Given problem:
State how many lines of the entries hold the string "качества". Reply with the number alone.

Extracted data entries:
══════
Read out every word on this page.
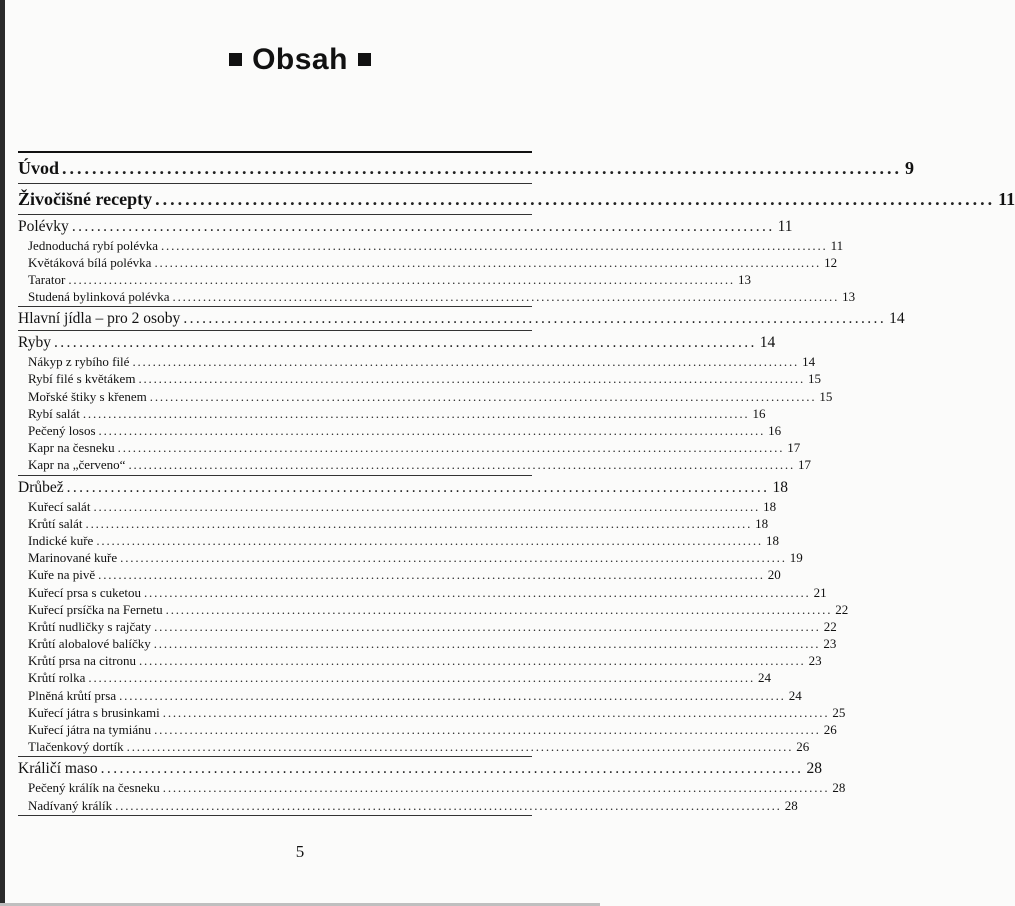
Obsah
Úvod ................................................................................................................ 9
Živočišné recepty ................................................................................................................ 11
Polévky ................................................................................................................ 11
Jednoduchá rybí polévka .................................................................................................................................... 11
Květáková bílá polévka .................................................................................................................................... 12
Tarator .................................................................................................................................... 13
Studená bylinková polévka .................................................................................................................................... 13
Hlavní jídla – pro 2 osoby ................................................................................................................ 14
Ryby ................................................................................................................ 14
Nákyp z rybího filé .................................................................................................................................... 14
Rybí filé s květákem .................................................................................................................................... 15
Mořské štiky s křenem .................................................................................................................................... 15
Rybí salát .................................................................................................................................... 16
Pečený losos .................................................................................................................................... 16
Kapr na česneku .................................................................................................................................... 17
Kapr na „červeno“ .................................................................................................................................... 17
Drůbež ................................................................................................................ 18
Kuřecí salát .................................................................................................................................... 18
Krůtí salát .................................................................................................................................... 18
Indické kuře .................................................................................................................................... 18
Marinované kuře .................................................................................................................................... 19
Kuře na pivě .................................................................................................................................... 20
Kuřecí prsa s cuketou .................................................................................................................................... 21
Kuřecí prsíčka na Fernetu .................................................................................................................................... 22
Krůtí nudličky s rajčaty .................................................................................................................................... 22
Krůtí alobalové balíčky .................................................................................................................................... 23
Krůtí prsa na citronu .................................................................................................................................... 23
Krůtí rolka .................................................................................................................................... 24
Plněná krůtí prsa .................................................................................................................................... 24
Kuřecí játra s brusinkami .................................................................................................................................... 25
Kuřecí játra na tymiánu .................................................................................................................................... 26
Tlačenkový dortík .................................................................................................................................... 26
Králičí maso ................................................................................................................ 28
Pečený králík na česneku .................................................................................................................................... 28
Nadívaný králík .................................................................................................................................... 28
5
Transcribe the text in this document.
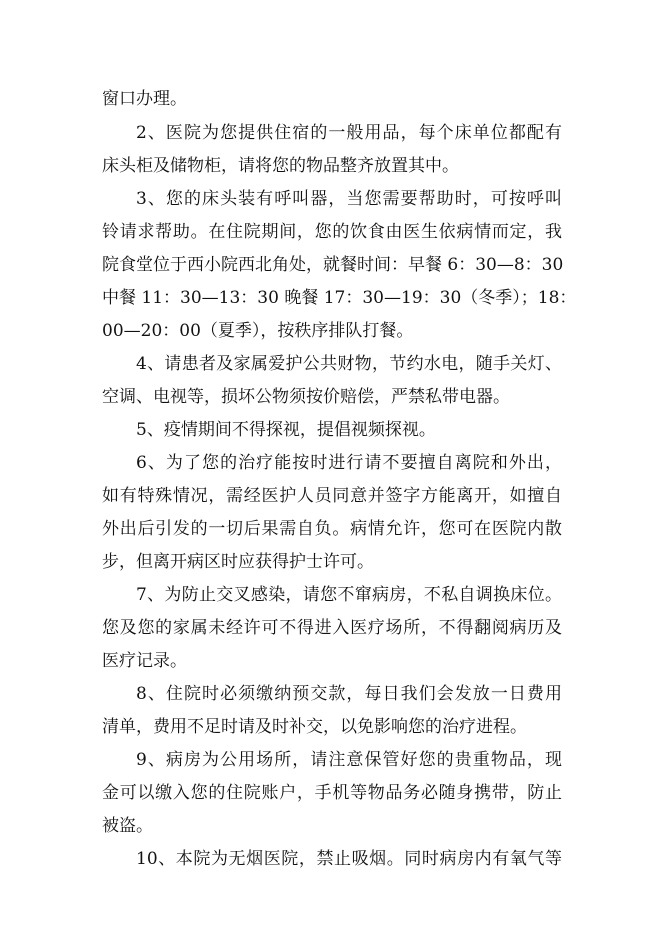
窗口办理。
2、医院为您提供住宿的一般用品，每个床单位都配有
床头柜及储物柜，请将您的物品整齐放置其中。
3、您的床头装有呼叫器，当您需要帮助时，可按呼叫
铃请求帮助。在住院期间，您的饮食由医生依病情而定，我
院食堂位于西小院西北角处，就餐时间：早餐 6：30—8：30
中餐 11：30—13：30 晚餐 17：30—19：30（冬季）；18：
00—20：00（夏季），按秩序排队打餐。
4、请患者及家属爱护公共财物，节约水电，随手关灯、
空调、电视等，损坏公物须按价赔偿，严禁私带电器。
5、疫情期间不得探视，提倡视频探视。
6、为了您的治疗能按时进行请不要擅自离院和外出，
如有特殊情况，需经医护人员同意并签字方能离开，如擅自
外出后引发的一切后果需自负。病情允许，您可在医院内散
步，但离开病区时应获得护士许可。
7、为防止交叉感染，请您不窜病房，不私自调换床位。
您及您的家属未经许可不得进入医疗场所，不得翻阅病历及
医疗记录。
8、住院时必须缴纳预交款，每日我们会发放一日费用
清单，费用不足时请及时补交，以免影响您的治疗进程。
9、病房为公用场所，请注意保管好您的贵重物品，现
金可以缴入您的住院账户，手机等物品务必随身携带，防止
被盗。
10、本院为无烟医院，禁止吸烟。同时病房内有氧气等
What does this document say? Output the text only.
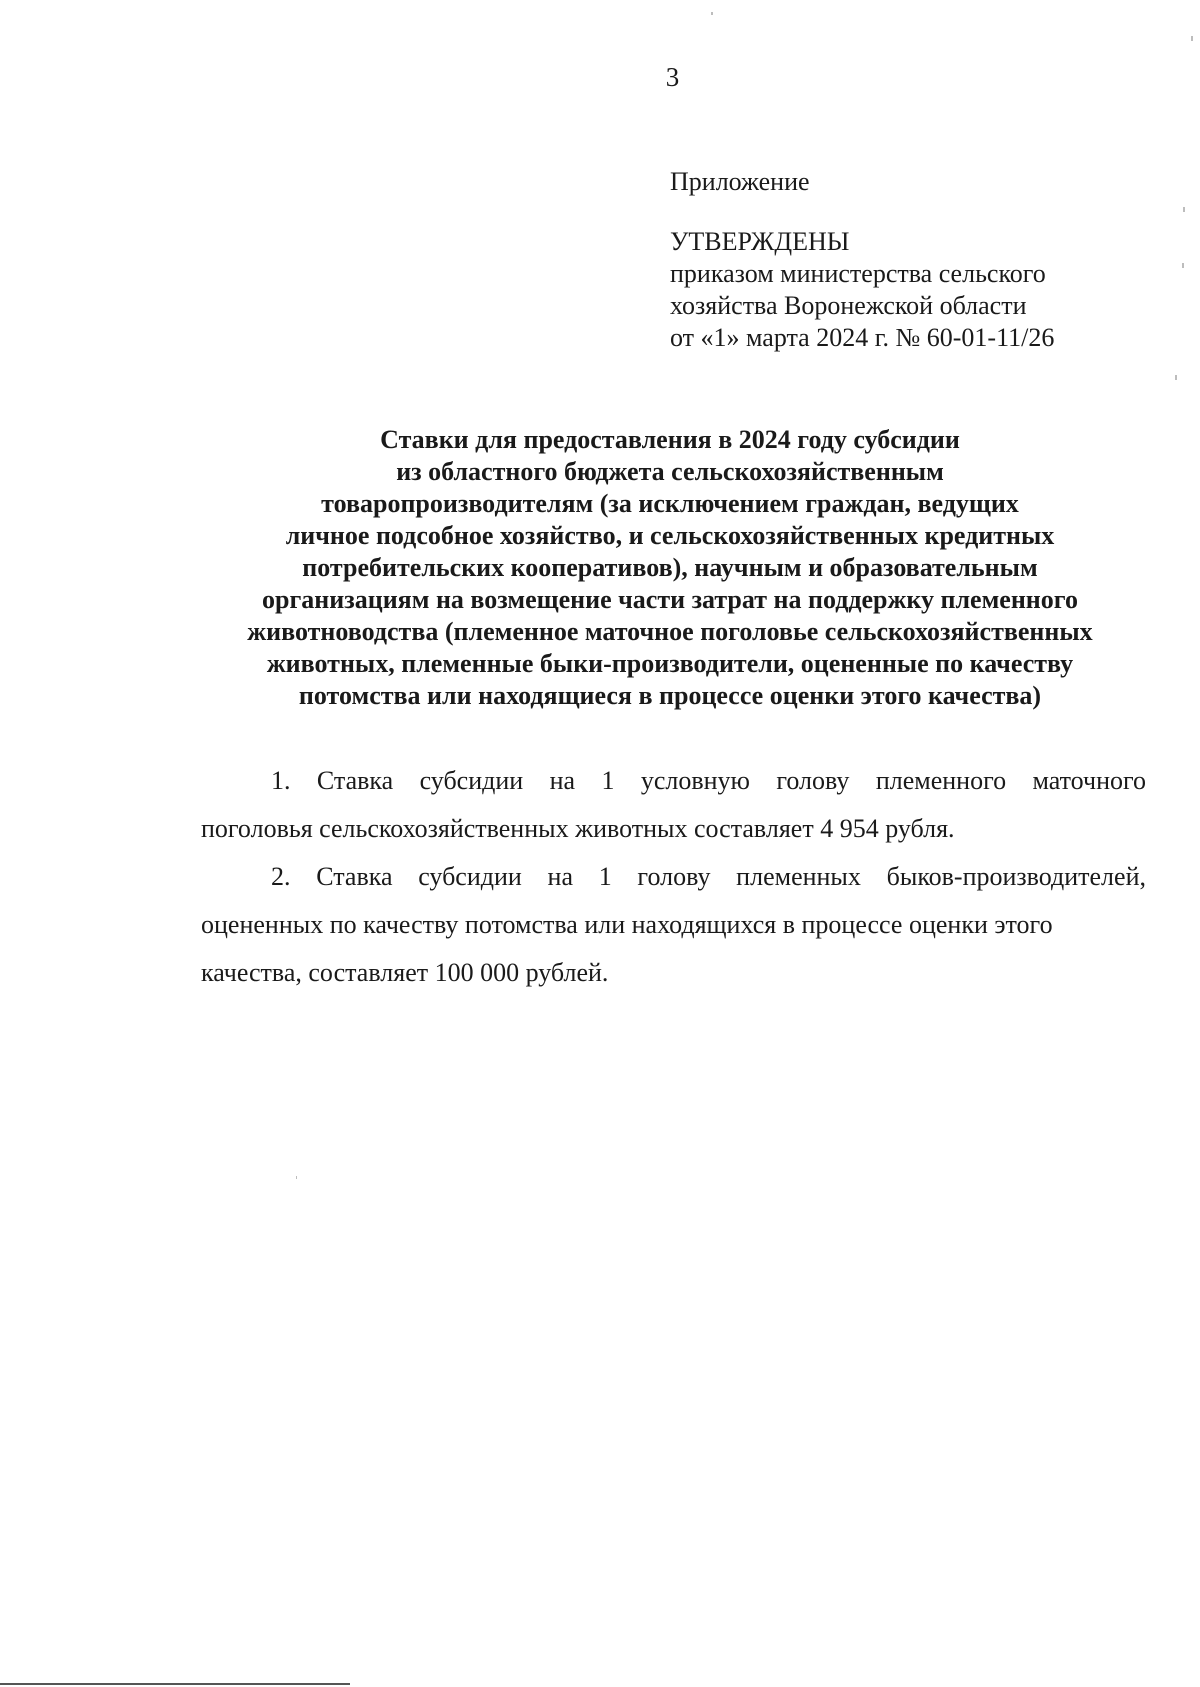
3
Приложение
УТВЕРЖДЕНЫ
приказом министерства сельского
хозяйства Воронежской области
от «1» марта 2024 г. № 60-01-11/26
Ставки для предоставления в 2024 году субсидии
из областного бюджета сельскохозяйственным
товаропроизводителям (за исключением граждан, ведущих
личное подсобное хозяйство, и сельскохозяйственных кредитных
потребительских кооперативов), научным и образовательным
организациям на возмещение части затрат на поддержку племенного
животноводства (племенное маточное поголовье сельскохозяйственных
животных, племенные быки-производители, оцененные по качеству
потомства или находящиеся в процессе оценки этого качества)
1. Ставка субсидии на 1 условную голову племенного маточного
поголовья сельскохозяйственных животных составляет 4 954 рубля.
2. Ставка субсидии на 1 голову племенных быков-производителей,
оцененных по качеству потомства или находящихся в процессе оценки этого
качества, составляет 100 000 рублей.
══════
Exercise solution:
2